#### [REQUIRED WORK]
The listing below is the input. Say how many of its lines contain "poitrine", giving the number alone.

#### [EXTRACTED RECORDS]
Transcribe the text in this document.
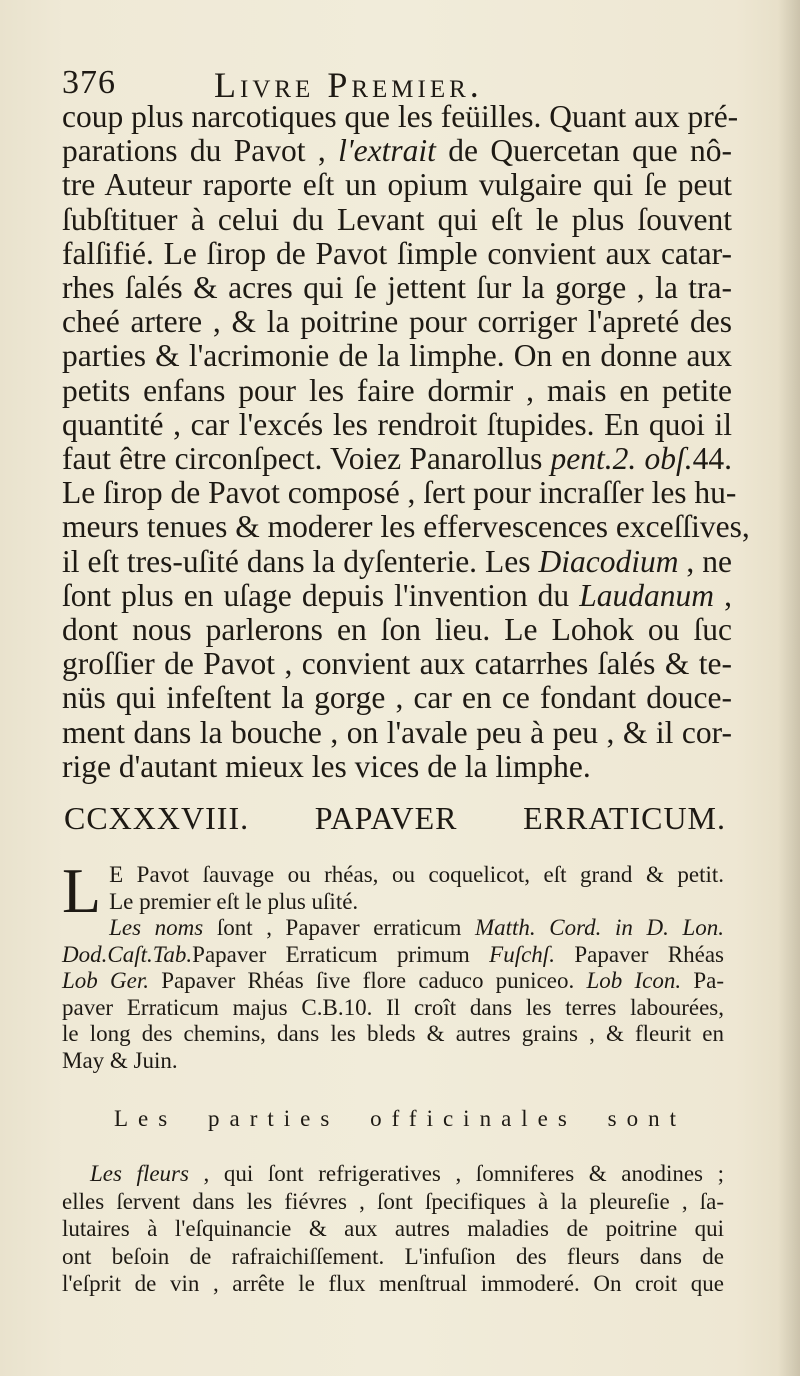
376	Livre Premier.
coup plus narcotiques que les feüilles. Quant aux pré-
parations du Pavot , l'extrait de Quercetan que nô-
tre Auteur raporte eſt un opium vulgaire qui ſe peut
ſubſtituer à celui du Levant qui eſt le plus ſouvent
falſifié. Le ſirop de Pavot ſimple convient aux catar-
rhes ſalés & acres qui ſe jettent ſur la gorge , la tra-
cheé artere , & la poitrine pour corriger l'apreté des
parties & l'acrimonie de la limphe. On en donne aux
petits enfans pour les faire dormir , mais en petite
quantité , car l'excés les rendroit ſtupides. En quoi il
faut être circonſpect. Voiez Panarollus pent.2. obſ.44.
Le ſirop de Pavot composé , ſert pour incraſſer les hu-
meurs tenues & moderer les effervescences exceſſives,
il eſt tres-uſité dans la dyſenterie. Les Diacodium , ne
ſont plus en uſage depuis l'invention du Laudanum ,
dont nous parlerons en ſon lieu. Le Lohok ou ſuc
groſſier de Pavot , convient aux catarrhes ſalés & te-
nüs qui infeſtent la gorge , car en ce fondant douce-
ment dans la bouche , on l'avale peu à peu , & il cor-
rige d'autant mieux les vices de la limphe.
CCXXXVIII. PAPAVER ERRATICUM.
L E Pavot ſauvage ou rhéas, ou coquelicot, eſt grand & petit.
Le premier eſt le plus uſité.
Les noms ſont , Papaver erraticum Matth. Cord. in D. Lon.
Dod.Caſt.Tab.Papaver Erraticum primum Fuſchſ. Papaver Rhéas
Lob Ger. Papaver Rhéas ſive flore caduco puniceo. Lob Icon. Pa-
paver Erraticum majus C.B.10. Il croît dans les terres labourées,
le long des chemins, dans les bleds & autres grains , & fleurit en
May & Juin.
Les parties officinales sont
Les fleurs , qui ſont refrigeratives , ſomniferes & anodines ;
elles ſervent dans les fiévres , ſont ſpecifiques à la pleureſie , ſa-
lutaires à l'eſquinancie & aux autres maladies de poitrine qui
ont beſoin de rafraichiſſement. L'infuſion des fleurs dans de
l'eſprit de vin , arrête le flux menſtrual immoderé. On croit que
...
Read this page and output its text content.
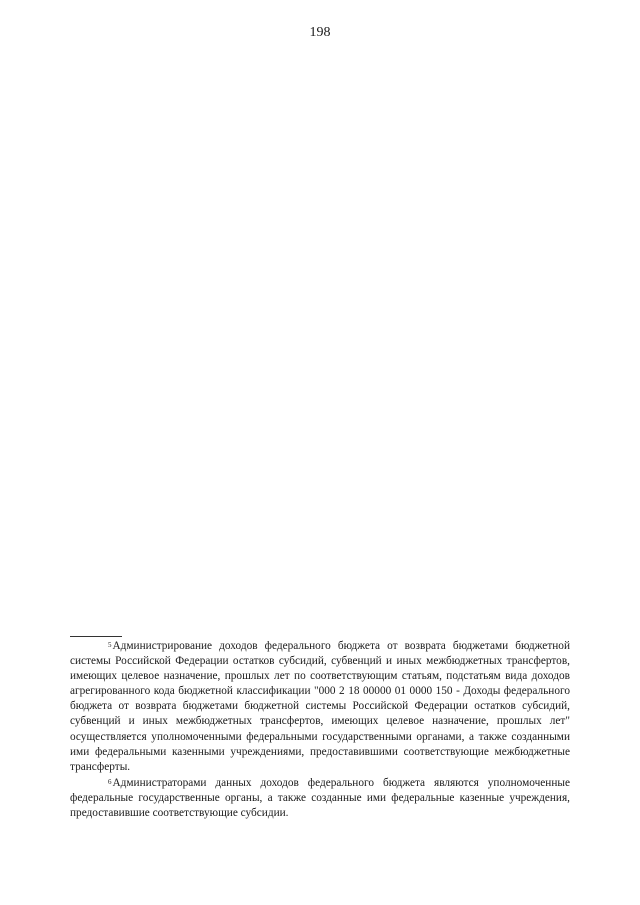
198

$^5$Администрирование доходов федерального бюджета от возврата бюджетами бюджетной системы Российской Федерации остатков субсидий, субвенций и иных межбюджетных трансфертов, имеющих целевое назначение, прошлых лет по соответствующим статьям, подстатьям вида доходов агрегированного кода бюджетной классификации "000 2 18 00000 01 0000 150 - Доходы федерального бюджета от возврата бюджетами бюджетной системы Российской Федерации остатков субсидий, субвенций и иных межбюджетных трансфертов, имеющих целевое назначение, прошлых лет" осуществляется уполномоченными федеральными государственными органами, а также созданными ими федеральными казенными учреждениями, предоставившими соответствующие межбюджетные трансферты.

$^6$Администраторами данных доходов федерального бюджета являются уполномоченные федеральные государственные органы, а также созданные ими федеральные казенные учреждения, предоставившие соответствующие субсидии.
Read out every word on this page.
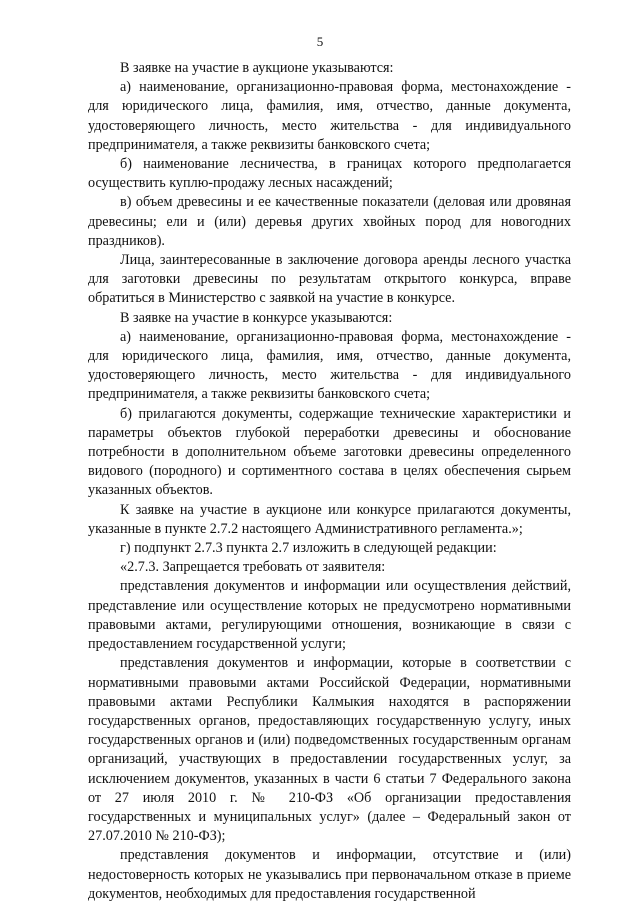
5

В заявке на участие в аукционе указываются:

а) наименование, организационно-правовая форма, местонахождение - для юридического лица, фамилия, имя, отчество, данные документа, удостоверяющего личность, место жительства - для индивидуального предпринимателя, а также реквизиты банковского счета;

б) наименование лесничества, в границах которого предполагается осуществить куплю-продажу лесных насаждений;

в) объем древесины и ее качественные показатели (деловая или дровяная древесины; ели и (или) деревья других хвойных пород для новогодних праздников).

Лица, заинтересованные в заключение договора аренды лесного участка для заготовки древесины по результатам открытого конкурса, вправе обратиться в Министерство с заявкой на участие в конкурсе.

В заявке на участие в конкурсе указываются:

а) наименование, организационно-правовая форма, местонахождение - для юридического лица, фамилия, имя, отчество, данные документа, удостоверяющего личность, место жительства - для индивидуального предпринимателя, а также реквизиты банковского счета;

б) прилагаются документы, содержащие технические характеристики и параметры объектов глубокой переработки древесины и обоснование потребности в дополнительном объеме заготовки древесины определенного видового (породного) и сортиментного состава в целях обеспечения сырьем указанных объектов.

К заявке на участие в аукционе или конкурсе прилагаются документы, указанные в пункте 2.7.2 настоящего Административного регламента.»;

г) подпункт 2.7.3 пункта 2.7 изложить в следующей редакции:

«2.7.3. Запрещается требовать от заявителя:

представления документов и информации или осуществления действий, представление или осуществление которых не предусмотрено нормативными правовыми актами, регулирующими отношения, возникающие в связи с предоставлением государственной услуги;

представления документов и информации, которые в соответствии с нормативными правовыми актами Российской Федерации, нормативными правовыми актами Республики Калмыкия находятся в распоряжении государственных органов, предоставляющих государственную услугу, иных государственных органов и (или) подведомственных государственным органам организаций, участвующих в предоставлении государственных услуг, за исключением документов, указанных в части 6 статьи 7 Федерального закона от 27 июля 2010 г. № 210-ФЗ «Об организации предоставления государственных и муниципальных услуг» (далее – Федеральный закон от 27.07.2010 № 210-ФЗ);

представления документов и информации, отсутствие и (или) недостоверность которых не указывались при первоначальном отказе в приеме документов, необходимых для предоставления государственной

#### [SOLUTION FOR THIS EXERCISE]
2